On a warm August evening, Tennessee became the 36th state to ratify the 19th Amendment to the U.S. Constitution, granting women the right to vote. It was the culmination of a 144-year odyssey from the Declaration of Independence and clarified once and for all, the meaning of “all men are created equal.” As was the case throughout this journey, the final vote did not come easy.

It all came down to one man, 24-year-old state legislator Harry Burn. On the morning of August 18, 1920, Mr. Burn, who had been against ratification, received a letter from his mother which stated, “Dear son… Vote for suffrage and don’t keep them in doubt… Don’t forget to be a good boy…”

As the roll call neared his name, he clutched the letter from his mother in his hand.

“Mr. Burns…” the assembly clerk called his name.

“Yea.”

And then, it was done. The painful struggle was over. American women had the right to vote and with it, full citizenship. The arduous work of thousands of women—and men—had finally been rewarded. However, to truly appreciate this achievement, one has to understand how far American attitudes towards women had evolved from the previous century.

DATA
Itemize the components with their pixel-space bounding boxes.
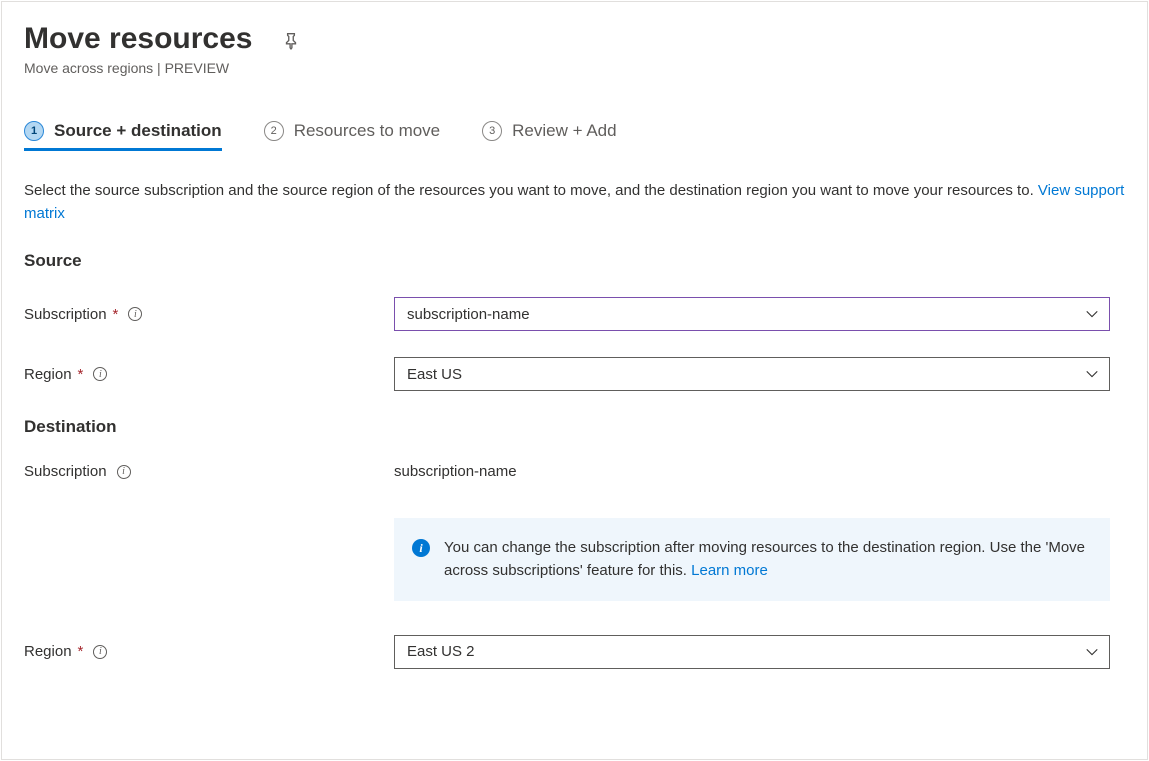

REQUESTS
a) List every phrase set inside quotation marks in the passage on Tennessee's vote for the 19th Amendment.
b) Carry on the passage on Tennessee's vote for the 19th Amendment, starting right after its last sentence.

RESULTS FOR THE EXERCISE
a)
1. all men are created equal
2. Dear son… Vote for suffrage and don't keep them in doubt… Don't forget to be a good boy…
3. Mr. Burns…
4. Yea.

b)
Women were restricted in society

By the early 19th century, American society had fully embraced the “Cult of True Womanhood,” an ideology that claimed women were best suited in the home, serving as the family’s moral guide. This protected-class status was intended to shield women from being sullied by the nefarious influences of work, politics and making war. In reality, the custom paved the way for laws banning women from attending colleges, entering professional work, voting, serving on juries and testifying in court. Many states outlawed women from owning property or entering into contracts. From an early age, women were placed on the path of marriage and motherhood. For single women, options were limited to teaching or nursing, with the social label of being an “old maid.”

However, during this time the United States was also going through a tremendous transformation. Industry was surpassing agriculture in productivity and profitability. Slavery’s days were numbered, though its demise would only happen through civil war. Religious enlightenment was engaging Americans to think of themselves as a chosen people with a mission to improve society. The political climate was ripe and in need of women’s moral guidance. At the top of the list was the abolition of slavery. Two sisters from a South Carolina plantation, Angelina and Sara Grimke, wrote and spoke fervently to end slavery. The subsequent disapproval by some clergymen of their activities led them to expand their efforts towards women’s rights.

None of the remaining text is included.